WHAT THE TASK REQUIRES:
Copy all lines of the listing that include the string "JSON".
# DATA SHOWN start
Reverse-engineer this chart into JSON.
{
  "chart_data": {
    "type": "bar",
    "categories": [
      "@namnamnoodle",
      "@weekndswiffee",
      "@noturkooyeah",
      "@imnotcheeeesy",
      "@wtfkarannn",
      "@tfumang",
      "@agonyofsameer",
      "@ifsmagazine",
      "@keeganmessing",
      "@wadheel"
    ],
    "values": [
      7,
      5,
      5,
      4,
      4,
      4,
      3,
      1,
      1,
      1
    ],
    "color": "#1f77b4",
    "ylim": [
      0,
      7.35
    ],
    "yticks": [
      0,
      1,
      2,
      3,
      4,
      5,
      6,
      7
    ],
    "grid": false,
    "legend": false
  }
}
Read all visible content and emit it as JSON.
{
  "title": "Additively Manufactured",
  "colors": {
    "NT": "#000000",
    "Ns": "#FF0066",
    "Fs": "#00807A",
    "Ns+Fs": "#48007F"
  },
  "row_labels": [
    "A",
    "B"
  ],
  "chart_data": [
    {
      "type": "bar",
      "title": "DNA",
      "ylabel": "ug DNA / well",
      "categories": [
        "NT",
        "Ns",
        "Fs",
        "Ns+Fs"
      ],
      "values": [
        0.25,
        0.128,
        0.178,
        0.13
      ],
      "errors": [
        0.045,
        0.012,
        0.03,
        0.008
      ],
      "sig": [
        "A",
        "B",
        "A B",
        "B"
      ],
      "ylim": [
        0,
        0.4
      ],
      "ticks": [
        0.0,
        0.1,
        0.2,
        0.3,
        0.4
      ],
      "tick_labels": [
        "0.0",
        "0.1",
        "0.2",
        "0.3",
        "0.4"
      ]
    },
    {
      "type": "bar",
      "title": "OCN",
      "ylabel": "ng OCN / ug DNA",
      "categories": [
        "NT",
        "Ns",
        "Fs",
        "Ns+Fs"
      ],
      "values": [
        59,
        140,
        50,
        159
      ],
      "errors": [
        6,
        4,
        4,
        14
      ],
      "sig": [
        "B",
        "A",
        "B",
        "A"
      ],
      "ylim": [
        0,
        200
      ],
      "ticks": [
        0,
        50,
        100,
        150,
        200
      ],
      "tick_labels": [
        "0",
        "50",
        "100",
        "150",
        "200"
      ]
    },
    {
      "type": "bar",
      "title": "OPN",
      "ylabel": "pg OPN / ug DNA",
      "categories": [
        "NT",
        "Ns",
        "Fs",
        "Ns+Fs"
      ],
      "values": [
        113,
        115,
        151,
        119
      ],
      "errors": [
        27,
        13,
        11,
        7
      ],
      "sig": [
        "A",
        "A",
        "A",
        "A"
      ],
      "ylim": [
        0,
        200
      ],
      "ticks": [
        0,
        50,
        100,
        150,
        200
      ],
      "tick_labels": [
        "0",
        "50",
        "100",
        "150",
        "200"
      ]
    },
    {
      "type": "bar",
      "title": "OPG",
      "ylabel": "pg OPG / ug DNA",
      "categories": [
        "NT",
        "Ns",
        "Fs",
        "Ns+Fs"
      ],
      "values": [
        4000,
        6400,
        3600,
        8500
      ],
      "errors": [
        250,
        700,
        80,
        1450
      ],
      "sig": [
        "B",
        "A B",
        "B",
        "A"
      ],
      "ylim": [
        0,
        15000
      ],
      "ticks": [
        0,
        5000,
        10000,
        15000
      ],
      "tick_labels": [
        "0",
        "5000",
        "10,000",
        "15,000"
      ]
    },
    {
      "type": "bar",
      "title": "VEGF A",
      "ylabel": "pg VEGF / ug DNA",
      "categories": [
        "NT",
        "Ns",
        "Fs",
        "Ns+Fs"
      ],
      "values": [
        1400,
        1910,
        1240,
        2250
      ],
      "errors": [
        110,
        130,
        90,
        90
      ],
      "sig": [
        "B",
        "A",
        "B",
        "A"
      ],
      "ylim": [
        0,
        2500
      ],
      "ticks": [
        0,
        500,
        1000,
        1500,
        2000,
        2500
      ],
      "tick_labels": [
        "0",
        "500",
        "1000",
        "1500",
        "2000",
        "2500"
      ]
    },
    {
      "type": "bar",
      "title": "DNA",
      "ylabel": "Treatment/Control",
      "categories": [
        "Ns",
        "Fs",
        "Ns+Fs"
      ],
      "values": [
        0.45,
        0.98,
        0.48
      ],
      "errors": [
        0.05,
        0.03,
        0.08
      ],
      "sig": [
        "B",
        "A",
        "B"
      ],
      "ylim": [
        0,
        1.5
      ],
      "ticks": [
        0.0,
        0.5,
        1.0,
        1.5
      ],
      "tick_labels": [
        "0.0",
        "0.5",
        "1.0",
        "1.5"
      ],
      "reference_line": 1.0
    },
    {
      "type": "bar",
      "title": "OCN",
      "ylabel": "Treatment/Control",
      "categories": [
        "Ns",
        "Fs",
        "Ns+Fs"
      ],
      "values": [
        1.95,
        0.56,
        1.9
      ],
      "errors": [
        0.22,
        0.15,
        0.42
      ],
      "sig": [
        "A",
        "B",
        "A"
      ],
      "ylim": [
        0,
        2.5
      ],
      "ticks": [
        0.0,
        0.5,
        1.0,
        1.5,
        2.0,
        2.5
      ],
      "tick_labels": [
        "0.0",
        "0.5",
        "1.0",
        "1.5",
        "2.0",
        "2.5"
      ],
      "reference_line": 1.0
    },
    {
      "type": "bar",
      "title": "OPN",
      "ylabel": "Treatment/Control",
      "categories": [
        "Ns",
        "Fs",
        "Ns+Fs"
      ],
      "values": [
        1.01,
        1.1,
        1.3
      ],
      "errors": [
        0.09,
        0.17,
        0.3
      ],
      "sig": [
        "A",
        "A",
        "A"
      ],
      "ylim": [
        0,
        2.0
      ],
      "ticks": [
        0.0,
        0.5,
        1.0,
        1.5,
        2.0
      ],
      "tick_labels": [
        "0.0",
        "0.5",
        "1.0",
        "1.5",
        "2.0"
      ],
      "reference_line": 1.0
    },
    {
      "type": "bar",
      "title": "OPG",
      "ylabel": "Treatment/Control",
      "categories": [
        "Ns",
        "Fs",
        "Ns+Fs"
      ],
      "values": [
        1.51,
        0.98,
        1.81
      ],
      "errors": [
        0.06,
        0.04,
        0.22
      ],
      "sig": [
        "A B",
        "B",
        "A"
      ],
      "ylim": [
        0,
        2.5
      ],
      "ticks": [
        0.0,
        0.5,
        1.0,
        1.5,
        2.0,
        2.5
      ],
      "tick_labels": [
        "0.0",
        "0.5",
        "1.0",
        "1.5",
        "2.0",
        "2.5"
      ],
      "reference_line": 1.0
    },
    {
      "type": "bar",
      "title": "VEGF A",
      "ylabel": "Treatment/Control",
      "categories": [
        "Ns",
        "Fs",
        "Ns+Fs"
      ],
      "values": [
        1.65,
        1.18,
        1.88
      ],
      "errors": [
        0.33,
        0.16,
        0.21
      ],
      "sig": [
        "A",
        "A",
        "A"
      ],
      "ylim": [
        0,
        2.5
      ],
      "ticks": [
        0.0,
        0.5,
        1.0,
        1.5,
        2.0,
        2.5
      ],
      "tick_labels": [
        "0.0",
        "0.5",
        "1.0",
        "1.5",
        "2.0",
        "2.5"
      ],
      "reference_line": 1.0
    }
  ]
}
# DATA SHOWN end
THE REPLY:
Reverse-engineer this chart into JSON.
Read all visible content and emit it as JSON.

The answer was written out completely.